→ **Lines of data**
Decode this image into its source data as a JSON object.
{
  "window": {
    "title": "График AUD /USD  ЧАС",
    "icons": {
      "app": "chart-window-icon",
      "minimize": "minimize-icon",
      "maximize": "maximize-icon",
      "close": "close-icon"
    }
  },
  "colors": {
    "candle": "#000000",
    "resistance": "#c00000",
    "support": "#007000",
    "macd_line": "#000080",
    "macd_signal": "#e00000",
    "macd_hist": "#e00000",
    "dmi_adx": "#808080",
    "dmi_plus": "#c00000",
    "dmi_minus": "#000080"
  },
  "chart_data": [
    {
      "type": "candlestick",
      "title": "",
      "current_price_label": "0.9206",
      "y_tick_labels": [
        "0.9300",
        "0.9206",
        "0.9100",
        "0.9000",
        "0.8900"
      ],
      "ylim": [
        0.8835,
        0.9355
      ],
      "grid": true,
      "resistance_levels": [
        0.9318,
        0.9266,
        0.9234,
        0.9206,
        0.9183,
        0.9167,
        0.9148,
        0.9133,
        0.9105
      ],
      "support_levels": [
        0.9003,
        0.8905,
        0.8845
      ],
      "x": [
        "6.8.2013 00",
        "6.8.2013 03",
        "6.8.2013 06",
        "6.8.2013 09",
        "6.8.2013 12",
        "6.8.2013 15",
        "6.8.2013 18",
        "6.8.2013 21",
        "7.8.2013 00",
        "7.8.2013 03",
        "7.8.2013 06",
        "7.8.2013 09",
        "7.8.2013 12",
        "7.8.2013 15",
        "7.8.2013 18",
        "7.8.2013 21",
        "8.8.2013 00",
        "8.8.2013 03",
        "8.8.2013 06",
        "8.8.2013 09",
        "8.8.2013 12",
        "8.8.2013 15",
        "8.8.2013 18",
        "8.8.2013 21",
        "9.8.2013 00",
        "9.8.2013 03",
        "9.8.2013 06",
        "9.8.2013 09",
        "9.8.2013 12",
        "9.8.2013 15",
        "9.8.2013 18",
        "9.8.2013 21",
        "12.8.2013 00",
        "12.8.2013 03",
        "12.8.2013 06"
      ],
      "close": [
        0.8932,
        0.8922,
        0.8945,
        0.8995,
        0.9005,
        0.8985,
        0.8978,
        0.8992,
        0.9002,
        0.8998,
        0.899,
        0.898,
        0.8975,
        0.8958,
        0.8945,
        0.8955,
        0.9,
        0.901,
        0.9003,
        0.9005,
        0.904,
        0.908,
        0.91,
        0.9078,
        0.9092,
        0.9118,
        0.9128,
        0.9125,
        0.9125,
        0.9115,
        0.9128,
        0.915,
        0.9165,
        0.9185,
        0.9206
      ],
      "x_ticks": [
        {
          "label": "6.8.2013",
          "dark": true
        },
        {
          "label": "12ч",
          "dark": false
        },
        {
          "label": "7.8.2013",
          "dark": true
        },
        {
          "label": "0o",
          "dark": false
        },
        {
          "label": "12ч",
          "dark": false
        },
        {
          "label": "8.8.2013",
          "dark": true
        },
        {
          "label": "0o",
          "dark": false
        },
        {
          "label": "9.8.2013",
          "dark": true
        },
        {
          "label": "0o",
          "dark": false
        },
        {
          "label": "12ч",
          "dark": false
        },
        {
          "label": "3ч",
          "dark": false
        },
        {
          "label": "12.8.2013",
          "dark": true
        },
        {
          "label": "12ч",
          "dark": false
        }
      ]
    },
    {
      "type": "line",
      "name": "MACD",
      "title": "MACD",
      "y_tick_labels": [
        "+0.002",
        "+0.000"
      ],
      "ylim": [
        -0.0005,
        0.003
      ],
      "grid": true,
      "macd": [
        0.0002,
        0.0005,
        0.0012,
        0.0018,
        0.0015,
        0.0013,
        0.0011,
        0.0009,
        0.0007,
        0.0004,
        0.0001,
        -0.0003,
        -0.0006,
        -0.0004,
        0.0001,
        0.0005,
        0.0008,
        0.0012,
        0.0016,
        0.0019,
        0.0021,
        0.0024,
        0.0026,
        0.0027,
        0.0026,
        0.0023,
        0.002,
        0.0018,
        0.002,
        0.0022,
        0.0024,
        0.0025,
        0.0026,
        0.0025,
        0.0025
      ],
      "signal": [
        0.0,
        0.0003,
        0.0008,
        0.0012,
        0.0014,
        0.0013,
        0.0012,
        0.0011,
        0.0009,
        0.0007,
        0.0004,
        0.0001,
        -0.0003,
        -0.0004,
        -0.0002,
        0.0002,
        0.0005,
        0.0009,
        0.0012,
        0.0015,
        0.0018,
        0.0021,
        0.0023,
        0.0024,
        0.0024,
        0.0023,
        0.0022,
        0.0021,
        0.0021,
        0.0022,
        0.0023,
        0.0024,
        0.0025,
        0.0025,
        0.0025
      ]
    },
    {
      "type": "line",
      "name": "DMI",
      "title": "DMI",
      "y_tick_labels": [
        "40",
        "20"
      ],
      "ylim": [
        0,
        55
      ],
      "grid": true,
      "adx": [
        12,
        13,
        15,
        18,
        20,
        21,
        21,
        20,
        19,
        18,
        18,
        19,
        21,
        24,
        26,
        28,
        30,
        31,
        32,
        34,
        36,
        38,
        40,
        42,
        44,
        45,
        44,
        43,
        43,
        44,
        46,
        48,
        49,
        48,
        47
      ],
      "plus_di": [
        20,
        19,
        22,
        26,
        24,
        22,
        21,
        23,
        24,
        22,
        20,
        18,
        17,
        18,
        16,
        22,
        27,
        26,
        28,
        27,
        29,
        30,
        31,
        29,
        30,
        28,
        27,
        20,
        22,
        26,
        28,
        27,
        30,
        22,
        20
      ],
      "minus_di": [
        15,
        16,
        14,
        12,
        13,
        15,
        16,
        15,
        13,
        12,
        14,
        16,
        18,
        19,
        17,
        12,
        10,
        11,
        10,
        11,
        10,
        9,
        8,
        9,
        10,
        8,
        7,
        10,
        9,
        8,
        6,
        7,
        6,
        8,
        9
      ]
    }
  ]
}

→ **EXERCISE DIRECTIONS**
Quote all of the entries exactly as they appear.

→ **RESULT**
Decode this image into its source data as a JSON object.
{
  "window": {
    "title": "График AUD /USD  ЧАС",
    "icons": {
      "app": "chart-window-icon",
      "minimize": "minimize-icon",
      "maximize": "maximize-icon",
      "close": "close-icon"
    }
  },
  "colors": {
    "candle": "#000000",
    "resistance": "#c00000",
    "support": "#007000",
    "macd_line": "#000080",
    "macd_signal": "#e00000",
    "macd_hist": "#e00000",
    "dmi_adx": "#808080",
    "dmi_plus": "#c00000",
    "dmi_minus": "#000080"
  },
  "chart_data": [
    {
      "type": "candlestick",
      "title": "",
      "current_price_label": "0.9206",
      "y_tick_labels": [
        "0.9300",
        "0.9206",
        "0.9100",
        "0.9000",
        "0.8900"
      ],
      "ylim": [
        0.8835,
        0.9355
      ],
      "grid": true,
      "resistance_levels": [
        0.9318,
        0.9266,
        0.9234,
        0.9206,
        0.9183,
        0.9167,
        0.9148,
        0.9133,
        0.9105
      ],
      "support_levels": [
        0.9003,
        0.8905,
        0.8845
      ],
      "x": [
        "6.8.2013 00",
        "6.8.2013 03",
        "6.8.2013 06",
        "6.8.2013 09",
        "6.8.2013 12",
        "6.8.2013 15",
        "6.8.2013 18",
        "6.8.2013 21",
        "7.8.2013 00",
        "7.8.2013 03",
        "7.8.2013 06",
        "7.8.2013 09",
        "7.8.2013 12",
        "7.8.2013 15",
        "7.8.2013 18",
        "7.8.2013 21",
        "8.8.2013 00",
        "8.8.2013 03",
        "8.8.2013 06",
        "8.8.2013 09",
        "8.8.2013 12",
        "8.8.2013 15",
        "8.8.2013 18",
        "8.8.2013 21",
        "9.8.2013 00",
        "9.8.2013 03",
        "9.8.2013 06",
        "9.8.2013 09",
        "9.8.2013 12",
        "9.8.2013 15",
        "9.8.2013 18",
        "9.8.2013 21",
        "12.8.2013 00",
        "12.8.2013 03",
        "12.8.2013 06"
      ],
      "close": [
        0.8932,
        0.8922,
        0.8945,
        0.8995,
        0.9005,
        0.8985,
        0.8978,
        0.8992,
        0.9002,
        0.8998,
        0.899,
        0.898,
        0.8975,
        0.8958,
        0.8945,
        0.8955,
        0.9,
        0.901,
        0.9003,
        0.9005,
        0.904,
        0.908,
        0.91,
        0.9078,
        0.9092,
        0.9118,
        0.9128,
        0.9125,
        0.9125,
        0.9115,
        0.9128,
        0.915,
        0.9165,
        0.9185,
        0.9206
      ],
      "x_ticks": [
        {
          "label": "6.8.2013",
          "dark": true
        },
        {
          "label": "12ч",
          "dark": false
        },
        {
          "label": "7.8.2013",
          "dark": true
        },
        {
          "label": "0o",
          "dark": false
        },
        {
          "label": "12ч",
          "dark": false
        },
        {
          "label": "8.8.2013",
          "dark": true
        },
        {
          "label": "0o",
          "dark": false
        },
        {
          "label": "9.8.2013",
          "dark": true
        },
        {
          "label": "0o",
          "dark": false
        },
        {
          "label": "12ч",
          "dark": false
        },
        {
          "label": "3ч",
          "dark": false
        },
        {
          "label": "12.8.2013",
          "dark": true
        },
        {
          "label": "12ч",
          "dark": false
        }
      ]
    },
    {
      "type": "line",
      "name": "MACD",
      "title": "MACD",
      "y_tick_labels": [
        "+0.002",
        "+0.000"
      ],
      "ylim": [
        -0.0005,
        0.003
      ],
      "grid": true,
      "macd": [
        0.0002,
        0.0005,
        0.0012,
        0.0018,
        0.0015,
        0.0013,
        0.0011,
        0.0009,
        0.0007,
        0.0004,
        0.0001,
        -0.0003,
        -0.0006,
        -0.0004,
        0.0001,
        0.0005,
        0.0008,
        0.0012,
        0.0016,
        0.0019,
        0.0021,
        0.0024,
        0.0026,
        0.0027,
        0.0026,
        0.0023,
        0.002,
        0.0018,
        0.002,
        0.0022,
        0.0024,
        0.0025,
        0.0026,
        0.0025,
        0.0025
      ],
      "signal": [
        0.0,
        0.0003,
        0.0008,
        0.0012,
        0.0014,
        0.0013,
        0.0012,
        0.0011,
        0.0009,
        0.0007,
        0.0004,
        0.0001,
        -0.0003,
        -0.0004,
        -0.0002,
        0.0002,
        0.0005,
        0.0009,
        0.0012,
        0.0015,
        0.0018,
        0.0021,
        0.0023,
        0.0024,
        0.0024,
        0.0023,
        0.0022,
        0.0021,
        0.0021,
        0.0022,
        0.0023,
        0.0024,
        0.0025,
        0.0025,
        0.0025
      ]
    },
    {
      "type": "line",
      "name": "DMI",
      "title": "DMI",
      "y_tick_labels": [
        "40",
        "20"
      ],
      "ylim": [
        0,
        55
      ],
      "grid": true,
      "adx": [
        12,
        13,
        15,
        18,
        20,
        21,
        21,
        20,
        19,
        18,
        18,
        19,
        21,
        24,
        26,
        28,
        30,
        31,
        32,
        34,
        36,
        38,
        40,
        42,
        44,
        45,
        44,
        43,
        43,
        44,
        46,
        48,
        49,
        48,
        47
      ],
      "plus_di": [
        20,
        19,
        22,
        26,
        24,
        22,
        21,
        23,
        24,
        22,
        20,
        18,
        17,
        18,
        16,
        22,
        27,
        26,
        28,
        27,
        29,
        30,
        31,
        29,
        30,
        28,
        27,
        20,
        22,
        26,
        28,
        27,
        30,
        22,
        20
      ],
      "minus_di": [
        15,
        16,
        14,
        12,
        13,
        15,
        16,
        15,
        13,
        12,
        14,
        16,
        18,
        19,
        17,
        12,
        10,
        11,
        10,
        11,
        10,
        9,
        8,
        9,
        10,
        8,
        7,
        10,
        9,
        8,
        6,
        7,
        6,
        8,
        9
      ]
    }
  ]
}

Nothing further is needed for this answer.